§ AIM
In the entries below, switch every occurrence of "y-tick-label" to "y-axis-tick" and leave all other text unchanged.

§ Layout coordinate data

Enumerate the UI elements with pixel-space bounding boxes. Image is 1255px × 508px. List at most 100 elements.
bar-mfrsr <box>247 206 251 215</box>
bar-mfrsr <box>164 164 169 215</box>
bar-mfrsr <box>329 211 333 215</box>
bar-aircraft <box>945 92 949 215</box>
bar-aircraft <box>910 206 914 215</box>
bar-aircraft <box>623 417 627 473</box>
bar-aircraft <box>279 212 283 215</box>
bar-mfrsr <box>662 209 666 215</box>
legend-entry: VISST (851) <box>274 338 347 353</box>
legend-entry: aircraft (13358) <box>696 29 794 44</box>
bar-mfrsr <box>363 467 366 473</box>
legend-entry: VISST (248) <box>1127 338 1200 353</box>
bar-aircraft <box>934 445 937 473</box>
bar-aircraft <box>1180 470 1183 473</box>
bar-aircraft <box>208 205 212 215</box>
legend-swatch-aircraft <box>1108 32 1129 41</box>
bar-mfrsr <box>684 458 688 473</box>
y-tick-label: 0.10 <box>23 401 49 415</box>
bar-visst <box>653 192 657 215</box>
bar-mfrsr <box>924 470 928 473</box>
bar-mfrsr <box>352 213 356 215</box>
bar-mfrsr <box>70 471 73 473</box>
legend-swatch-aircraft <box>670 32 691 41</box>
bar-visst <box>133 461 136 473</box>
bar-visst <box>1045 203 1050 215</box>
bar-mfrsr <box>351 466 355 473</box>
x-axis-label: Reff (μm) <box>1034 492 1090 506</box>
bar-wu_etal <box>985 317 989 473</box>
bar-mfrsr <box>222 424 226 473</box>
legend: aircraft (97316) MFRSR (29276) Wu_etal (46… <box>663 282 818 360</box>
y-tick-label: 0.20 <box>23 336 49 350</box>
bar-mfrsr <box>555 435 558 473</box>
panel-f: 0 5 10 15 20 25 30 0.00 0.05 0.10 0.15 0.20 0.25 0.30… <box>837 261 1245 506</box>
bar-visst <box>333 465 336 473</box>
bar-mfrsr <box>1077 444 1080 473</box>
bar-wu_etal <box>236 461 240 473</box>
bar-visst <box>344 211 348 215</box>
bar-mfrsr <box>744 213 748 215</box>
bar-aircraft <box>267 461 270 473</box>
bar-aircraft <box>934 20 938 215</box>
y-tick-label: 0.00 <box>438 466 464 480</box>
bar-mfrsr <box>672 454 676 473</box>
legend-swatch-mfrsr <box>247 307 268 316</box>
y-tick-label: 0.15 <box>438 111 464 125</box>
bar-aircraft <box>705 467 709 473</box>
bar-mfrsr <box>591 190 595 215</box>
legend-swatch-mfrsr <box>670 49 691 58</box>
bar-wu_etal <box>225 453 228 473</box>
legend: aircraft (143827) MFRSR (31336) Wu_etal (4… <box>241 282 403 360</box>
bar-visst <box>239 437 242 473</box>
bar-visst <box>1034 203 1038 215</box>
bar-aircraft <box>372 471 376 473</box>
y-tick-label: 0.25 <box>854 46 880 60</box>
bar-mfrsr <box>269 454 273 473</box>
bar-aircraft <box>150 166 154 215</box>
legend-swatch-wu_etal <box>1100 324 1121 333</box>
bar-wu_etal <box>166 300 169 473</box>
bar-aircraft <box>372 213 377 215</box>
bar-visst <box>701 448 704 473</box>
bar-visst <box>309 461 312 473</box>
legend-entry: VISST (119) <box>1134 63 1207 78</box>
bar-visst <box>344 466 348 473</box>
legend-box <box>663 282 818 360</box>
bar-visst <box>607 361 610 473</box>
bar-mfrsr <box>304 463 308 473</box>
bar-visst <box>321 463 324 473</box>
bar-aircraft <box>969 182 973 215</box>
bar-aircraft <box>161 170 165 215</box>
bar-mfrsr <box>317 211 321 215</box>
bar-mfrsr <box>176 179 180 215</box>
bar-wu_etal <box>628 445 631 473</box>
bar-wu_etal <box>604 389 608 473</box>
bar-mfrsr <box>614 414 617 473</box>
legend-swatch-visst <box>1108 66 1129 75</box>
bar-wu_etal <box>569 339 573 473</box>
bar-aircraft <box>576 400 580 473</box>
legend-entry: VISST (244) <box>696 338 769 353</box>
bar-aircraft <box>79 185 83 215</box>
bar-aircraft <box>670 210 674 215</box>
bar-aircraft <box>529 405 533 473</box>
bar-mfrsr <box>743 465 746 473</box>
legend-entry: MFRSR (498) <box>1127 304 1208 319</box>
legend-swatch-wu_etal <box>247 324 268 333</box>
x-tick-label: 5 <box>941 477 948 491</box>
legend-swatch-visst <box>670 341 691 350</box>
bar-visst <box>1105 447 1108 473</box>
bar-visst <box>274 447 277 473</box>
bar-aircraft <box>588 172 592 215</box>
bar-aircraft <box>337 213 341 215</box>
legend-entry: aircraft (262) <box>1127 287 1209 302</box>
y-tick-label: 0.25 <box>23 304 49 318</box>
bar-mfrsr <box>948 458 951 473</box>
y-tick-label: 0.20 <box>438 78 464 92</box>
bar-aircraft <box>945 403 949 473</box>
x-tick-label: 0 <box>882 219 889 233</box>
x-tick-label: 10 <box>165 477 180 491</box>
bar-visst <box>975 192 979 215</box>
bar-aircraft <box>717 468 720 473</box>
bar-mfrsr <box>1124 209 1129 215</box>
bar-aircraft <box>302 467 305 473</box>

§ WORKED SOLUTION
Enumerate the UI elements with pixel-space bounding boxes. Image is 1255px × 508px. List at most 100 elements.
bar-mfrsr <box>247 206 251 215</box>
bar-mfrsr <box>164 164 169 215</box>
bar-mfrsr <box>329 211 333 215</box>
bar-aircraft <box>945 92 949 215</box>
bar-aircraft <box>910 206 914 215</box>
bar-aircraft <box>623 417 627 473</box>
bar-aircraft <box>279 212 283 215</box>
bar-mfrsr <box>662 209 666 215</box>
legend-entry: VISST (851) <box>274 338 347 353</box>
legend-entry: aircraft (13358) <box>696 29 794 44</box>
bar-mfrsr <box>363 467 366 473</box>
legend-entry: VISST (248) <box>1127 338 1200 353</box>
bar-aircraft <box>934 445 937 473</box>
bar-aircraft <box>1180 470 1183 473</box>
bar-aircraft <box>208 205 212 215</box>
legend-swatch-aircraft <box>1108 32 1129 41</box>
bar-mfrsr <box>684 458 688 473</box>
y-axis-tick: 0.10 <box>23 401 49 415</box>
bar-visst <box>653 192 657 215</box>
bar-mfrsr <box>924 470 928 473</box>
bar-mfrsr <box>352 213 356 215</box>
bar-mfrsr <box>70 471 73 473</box>
legend-swatch-aircraft <box>670 32 691 41</box>
bar-visst <box>133 461 136 473</box>
bar-visst <box>1045 203 1050 215</box>
bar-mfrsr <box>351 466 355 473</box>
x-axis-label: Reff (μm) <box>1034 492 1090 506</box>
bar-wu_etal <box>985 317 989 473</box>
bar-mfrsr <box>222 424 226 473</box>
legend: aircraft (97316) MFRSR (29276) Wu_etal (46… <box>663 282 818 360</box>
y-axis-tick: 0.20 <box>23 336 49 350</box>
bar-mfrsr <box>555 435 558 473</box>
panel-f: 0 5 10 15 20 25 30 0.00 0.05 0.10 0.15 0.20 0.25 0.30… <box>837 261 1245 506</box>
bar-visst <box>333 465 336 473</box>
bar-mfrsr <box>1077 444 1080 473</box>
bar-wu_etal <box>236 461 240 473</box>
bar-visst <box>344 211 348 215</box>
bar-mfrsr <box>744 213 748 215</box>
bar-aircraft <box>267 461 270 473</box>
bar-aircraft <box>934 20 938 215</box>
y-axis-tick: 0.00 <box>438 466 464 480</box>
bar-mfrsr <box>672 454 676 473</box>
legend-swatch-mfrsr <box>247 307 268 316</box>
y-axis-tick: 0.15 <box>438 111 464 125</box>
bar-aircraft <box>705 467 709 473</box>
bar-mfrsr <box>591 190 595 215</box>
legend-swatch-mfrsr <box>670 49 691 58</box>
bar-wu_etal <box>225 453 228 473</box>
legend: aircraft (143827) MFRSR (31336) Wu_etal (4… <box>241 282 403 360</box>
bar-visst <box>239 437 242 473</box>
bar-visst <box>1034 203 1038 215</box>
bar-aircraft <box>372 471 376 473</box>
y-axis-tick: 0.25 <box>854 46 880 60</box>
bar-mfrsr <box>269 454 273 473</box>
bar-aircraft <box>150 166 154 215</box>
legend-swatch-wu_etal <box>1100 324 1121 333</box>
bar-wu_etal <box>166 300 169 473</box>
bar-aircraft <box>372 213 377 215</box>
bar-visst <box>701 448 704 473</box>
bar-visst <box>309 461 312 473</box>
legend-entry: VISST (119) <box>1134 63 1207 78</box>
bar-visst <box>344 466 348 473</box>
legend-box <box>663 282 818 360</box>
bar-visst <box>607 361 610 473</box>
bar-mfrsr <box>304 463 308 473</box>
bar-visst <box>321 463 324 473</box>
bar-aircraft <box>969 182 973 215</box>
bar-aircraft <box>161 170 165 215</box>
bar-mfrsr <box>317 211 321 215</box>
bar-mfrsr <box>176 179 180 215</box>
bar-wu_etal <box>628 445 631 473</box>
bar-wu_etal <box>604 389 608 473</box>
bar-mfrsr <box>614 414 617 473</box>
legend-swatch-visst <box>1108 66 1129 75</box>
bar-wu_etal <box>569 339 573 473</box>
bar-aircraft <box>576 400 580 473</box>
legend-entry: VISST (244) <box>696 338 769 353</box>
bar-aircraft <box>79 185 83 215</box>
bar-aircraft <box>670 210 674 215</box>
bar-aircraft <box>529 405 533 473</box>
bar-mfrsr <box>743 465 746 473</box>
legend-entry: MFRSR (498) <box>1127 304 1208 319</box>
legend-swatch-wu_etal <box>247 324 268 333</box>
x-tick-label: 5 <box>941 477 948 491</box>
legend-swatch-visst <box>670 341 691 350</box>
bar-visst <box>1105 447 1108 473</box>
bar-visst <box>274 447 277 473</box>
bar-aircraft <box>588 172 592 215</box>
bar-aircraft <box>337 213 341 215</box>
legend-entry: aircraft (262) <box>1127 287 1209 302</box>
y-axis-tick: 0.25 <box>23 304 49 318</box>
bar-mfrsr <box>948 458 951 473</box>
y-axis-tick: 0.20 <box>438 78 464 92</box>
bar-aircraft <box>945 403 949 473</box>
x-tick-label: 0 <box>882 219 889 233</box>
x-tick-label: 10 <box>165 477 180 491</box>
bar-visst <box>975 192 979 215</box>
bar-aircraft <box>717 468 720 473</box>
bar-mfrsr <box>1124 209 1129 215</box>
bar-aircraft <box>302 467 305 473</box>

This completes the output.